Start of RECORDS SHOWN

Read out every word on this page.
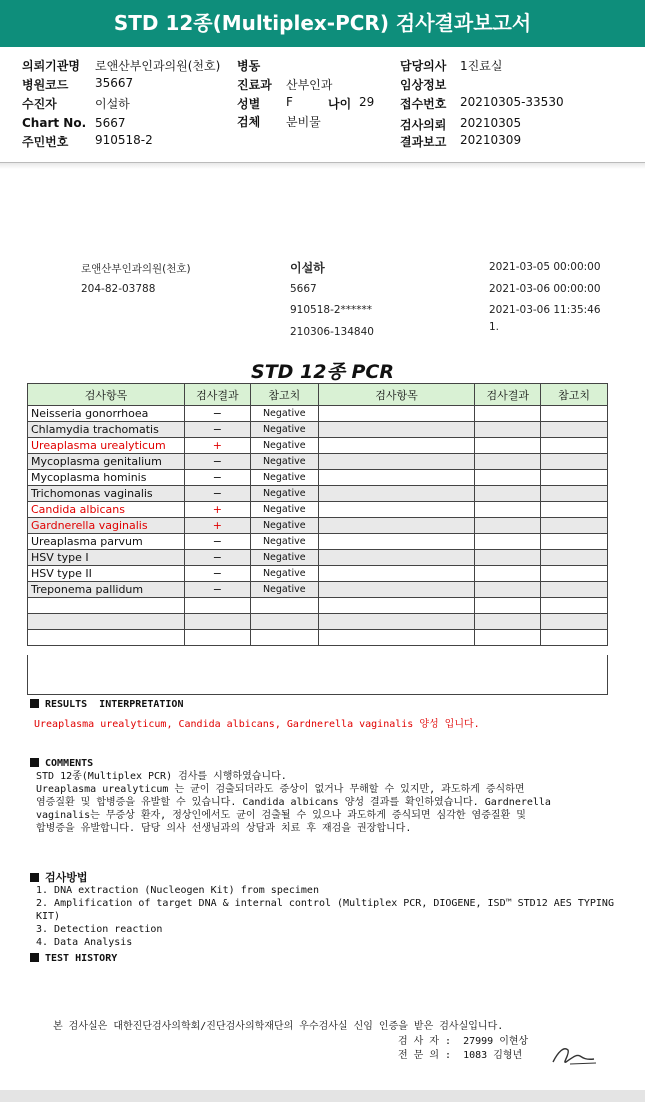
STD 12종(Multiplex-PCR) 검사결과보고서
의뢰기관명 로앤산부인과의원(천호) 병동	담당의사 1진료실
병원코드 35667	진료과 산부인과	임상정보
수진자	이설하	성별 F	나이 29 접수번호 20210305-33530
Chart No. 5667	검체 분비물	검사의뢰 20210305
주민번호 910518-2	결과보고 20210309
로앤산부인과의원(천호)
204-82-03788
이설하
5667
910518-2******
210306-134840
2021-03-05 00:00:00
2021-03-06 00:00:00
2021-03-06 11:35:46
1.
STD 12종 PCR
검사항목	검사결과	참고치	검사항목	검사결과	참고치
Neisseria gonorrhoea	−	Negative			
Chlamydia trachomatis	−	Negative			
Ureaplasma urealyticum	+	Negative			
Mycoplasma genitalium	−	Negative			
Mycoplasma hominis	−	Negative			
Trichomonas vaginalis	−	Negative			
Candida albicans	+	Negative			
Gardnerella vaginalis	+	Negative			
Ureaplasma parvum	−	Negative			
HSV type I	−	Negative			
HSV type II	−	Negative			
Treponema pallidum	−	Negative			

RESULTS  INTERPRETATION
Ureaplasma urealyticum, Candida albicans, Gardnerella vaginalis 양성 입니다.
COMMENTS
STD 12종(Multiplex PCR) 검사를 시행하였습니다.
Ureaplasma urealyticum 는 균이 검출되더라도 증상이 없거나 무해할 수 있지만, 과도하게 증식하면
염증질환 및 합병증을 유발할 수 있습니다. Candida albicans 양성 결과를 확인하였습니다. Gardnerella
vaginalis는 무증상 환자, 정상인에서도 균이 검출될 수 있으나 과도하게 증식되면 심각한 염증질환 및
합병증을 유발합니다. 담당 의사 선생님과의 상담과 치료 후 재검을 권장합니다.
검사방법
1. DNA extraction (Nucleogen Kit) from specimen
2. Amplification of target DNA & internal control (Multiplex PCR, DIOGENE, ISD™ STD12 AES TYPING
KIT)
3. Detection reaction
4. Data Analysis
TEST HISTORY
본 검사실은 대한진단검사의학회/진단검사의학재단의 우수검사실 신임 인증을 받은 검사실입니다.
검 사 자 : 27999 이현상
전 문 의 : 1083 김형년
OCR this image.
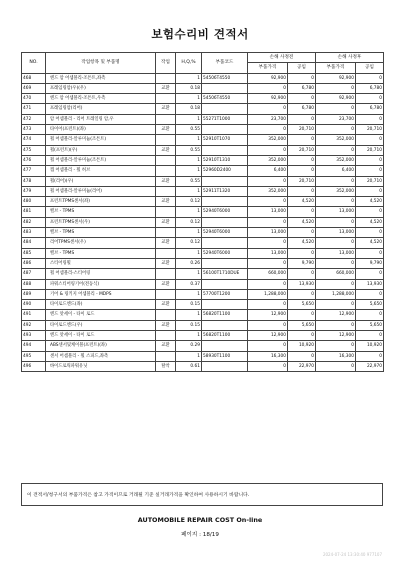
보험수리비 견적서
NO.	작업항목 및 부품명	작업	H,Q,%	부품코드	손해 사정전		손해 사정후	
					부품가격	공임	부품가격	공임
468	엔드 암 어셈블리-조튼트,좌측		1	54506T4550	92,900	0	92,900	0
469	프레임링암(우)(우)	교환	0.18		0	6,780	0	6,780
470	엔드 암 어셈블리-조튼트,우측		1	54506T4550	92,900	0	92,900	0
471	프레임링암(리어)	교환	0.18		0	6,780	0	6,780
472	암 어셈블리 - 리어 트레일링 암,우		1	55271T1000	23,700	0	23,700	0
473	타이어(프런트)(좌)	교환	0.55		0	20,710	0	20,710
474	휠 어셈블리-알루미늄(조튼트)		1	52910T1070	352,000	0	352,000	0
475	휠(프런트)(우)	교환	0.55		0	20,710	0	20,710
476	휠 어셈블리-알루미늄(조튼트)		1	52910T1310	352,000	0	352,000	0
477	캡 어셈블리 - 휠 허브		1	52960D2400	6,400	0	6,400	0
478	휠(리어)(우)	교환	0.55		0	20,710	0	20,710
479	휠 어셈블리-알루미늄(리어)		1	52911T1320	352,000	0	352,000	0
480	프런트TPMS센서(좌)	교환	0.12		0	4,520	0	4,520
481	밸브 - TPMS		1	52940T6000	13,000	0	13,000	0
482	프런트TPMS센서(우)	교환	0.12		0	4,520	0	4,520
483	밸브 - TPMS		1	52940T6000	13,000	0	13,000	0
484	리어TPMS센서(우)	교환	0.12		0	4,520	0	4,520
485	밸브 - TPMS		1	52940T6000	13,000	0	13,000	0
486	스티어링휠	교환	0.26		0	9,790	0	9,790
487	휠 어셈블리-스티어링		1	56100T1710DUE	660,000	0	660,000	0
488	파워스티어링기어(전동식)	교환	0.37		0	13,930	0	13,930
489	기어 & 링키지 어셈블리 - MDPS		1	57700T1200	1,288,000	0	1,288,000	0
490	타이로드엔드(좌)	교환	0.15		0	5,650	0	5,650
491	엔드 앗세이 - 타이 로드		1	56820T1100	12,900	0	12,900	0
492	타이로드엔드(우)	교환	0.15		0	5,650	0	5,650
493	엔드 앗세이 - 타이 로드		1	56820T1100	12,900	0	12,900	0
494	ABS센서및케이블(프런트)(좌)	교환	0.29		0	10,920	0	10,920
495	센서 어셈블리 - 휠 스피드,좌측		1	58930T1100	16,300	0	16,300	0
496	바이드로릭파워유닛	탈착	0.61		0	22,970	0	22,970
이 견적서/청구서의 부품가격은 참고 가격이므로 거래될 기준 실거래가격을 확인하여 사용하시기 바랍니다.
AUTOMOBILE REPAIR COST On-line
페이지 : 18/19
2024-07-24 13:30:40 977107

End of RECORDS SHOWN

**EXERCISE OBJECTIVE**
Reproduce the whole listing above word for word, but not its pictures.

**COMPLETED TASK**
Read out every word on this page.
STD 12종(Multiplex-PCR) 검사결과보고서
의뢰기관명 로앤산부인과의원(천호) 병동	담당의사 1진료실
병원코드 35667	진료과 산부인과	임상정보
수진자	이설하	성별 F	나이 29 접수번호 20210305-33530
Chart No. 5667	검체 분비물	검사의뢰 20210305
주민번호 910518-2	결과보고 20210309
로앤산부인과의원(천호)
204-82-03788
이설하
5667
910518-2******
210306-134840
2021-03-05 00:00:00
2021-03-06 00:00:00
2021-03-06 11:35:46
1.
STD 12종 PCR
검사항목	검사결과	참고치	검사항목	검사결과	참고치
Neisseria gonorrhoea	−	Negative			
Chlamydia trachomatis	−	Negative			
Ureaplasma urealyticum	+	Negative			
Mycoplasma genitalium	−	Negative			
Mycoplasma hominis	−	Negative			
Trichomonas vaginalis	−	Negative			
Candida albicans	+	Negative			
Gardnerella vaginalis	+	Negative			
Ureaplasma parvum	−	Negative			
HSV type I	−	Negative			
HSV type II	−	Negative			
Treponema pallidum	−	Negative			

RESULTS  INTERPRETATION
Ureaplasma urealyticum, Candida albicans, Gardnerella vaginalis 양성 입니다.
COMMENTS
STD 12종(Multiplex PCR) 검사를 시행하였습니다.
Ureaplasma urealyticum 는 균이 검출되더라도 증상이 없거나 무해할 수 있지만, 과도하게 증식하면
염증질환 및 합병증을 유발할 수 있습니다. Candida albicans 양성 결과를 확인하였습니다. Gardnerella
vaginalis는 무증상 환자, 정상인에서도 균이 검출될 수 있으나 과도하게 증식되면 심각한 염증질환 및
합병증을 유발합니다. 담당 의사 선생님과의 상담과 치료 후 재검을 권장합니다.
검사방법
1. DNA extraction (Nucleogen Kit) from specimen
2. Amplification of target DNA & internal control (Multiplex PCR, DIOGENE, ISD™ STD12 AES TYPING
KIT)
3. Detection reaction
4. Data Analysis
TEST HISTORY
본 검사실은 대한진단검사의학회/진단검사의학재단의 우수검사실 신임 인증을 받은 검사실입니다.
검 사 자 : 27999 이현상
전 문 의 : 1083 김형년
OCR this image.
보험수리비 견적서
NO.	작업항목 및 부품명	작업	H,Q,%	부품코드	손해 사정전		손해 사정후	
					부품가격	공임	부품가격	공임
468	엔드 암 어셈블리-조튼트,좌측		1	54506T4550	92,900	0	92,900	0
469	프레임링암(우)(우)	교환	0.18		0	6,780	0	6,780
470	엔드 암 어셈블리-조튼트,우측		1	54506T4550	92,900	0	92,900	0
471	프레임링암(리어)	교환	0.18		0	6,780	0	6,780
472	암 어셈블리 - 리어 트레일링 암,우		1	55271T1000	23,700	0	23,700	0
473	타이어(프런트)(좌)	교환	0.55		0	20,710	0	20,710
474	휠 어셈블리-알루미늄(조튼트)		1	52910T1070	352,000	0	352,000	0
475	휠(프런트)(우)	교환	0.55		0	20,710	0	20,710
476	휠 어셈블리-알루미늄(조튼트)		1	52910T1310	352,000	0	352,000	0
477	캡 어셈블리 - 휠 허브		1	52960D2400	6,400	0	6,400	0
478	휠(리어)(우)	교환	0.55		0	20,710	0	20,710
479	휠 어셈블리-알루미늄(리어)		1	52911T1320	352,000	0	352,000	0
480	프런트TPMS센서(좌)	교환	0.12		0	4,520	0	4,520
481	밸브 - TPMS		1	52940T6000	13,000	0	13,000	0
482	프런트TPMS센서(우)	교환	0.12		0	4,520	0	4,520
483	밸브 - TPMS		1	52940T6000	13,000	0	13,000	0
484	리어TPMS센서(우)	교환	0.12		0	4,520	0	4,520
485	밸브 - TPMS		1	52940T6000	13,000	0	13,000	0
486	스티어링휠	교환	0.26		0	9,790	0	9,790
487	휠 어셈블리-스티어링		1	56100T1710DUE	660,000	0	660,000	0
488	파워스티어링기어(전동식)	교환	0.37		0	13,930	0	13,930
489	기어 & 링키지 어셈블리 - MDPS		1	57700T1200	1,288,000	0	1,288,000	0
490	타이로드엔드(좌)	교환	0.15		0	5,650	0	5,650
491	엔드 앗세이 - 타이 로드		1	56820T1100	12,900	0	12,900	0
492	타이로드엔드(우)	교환	0.15		0	5,650	0	5,650
493	엔드 앗세이 - 타이 로드		1	56820T1100	12,900	0	12,900	0
494	ABS센서및케이블(프런트)(좌)	교환	0.29		0	10,920	0	10,920
495	센서 어셈블리 - 휠 스피드,좌측		1	58930T1100	16,300	0	16,300	0
496	바이드로릭파워유닛	탈착	0.61		0	22,970	0	22,970
이 견적서/청구서의 부품가격은 참고 가격이므로 거래될 기준 실거래가격을 확인하여 사용하시기 바랍니다.
AUTOMOBILE REPAIR COST On-line
페이지 : 18/19
2024-07-24 13:30:40 977107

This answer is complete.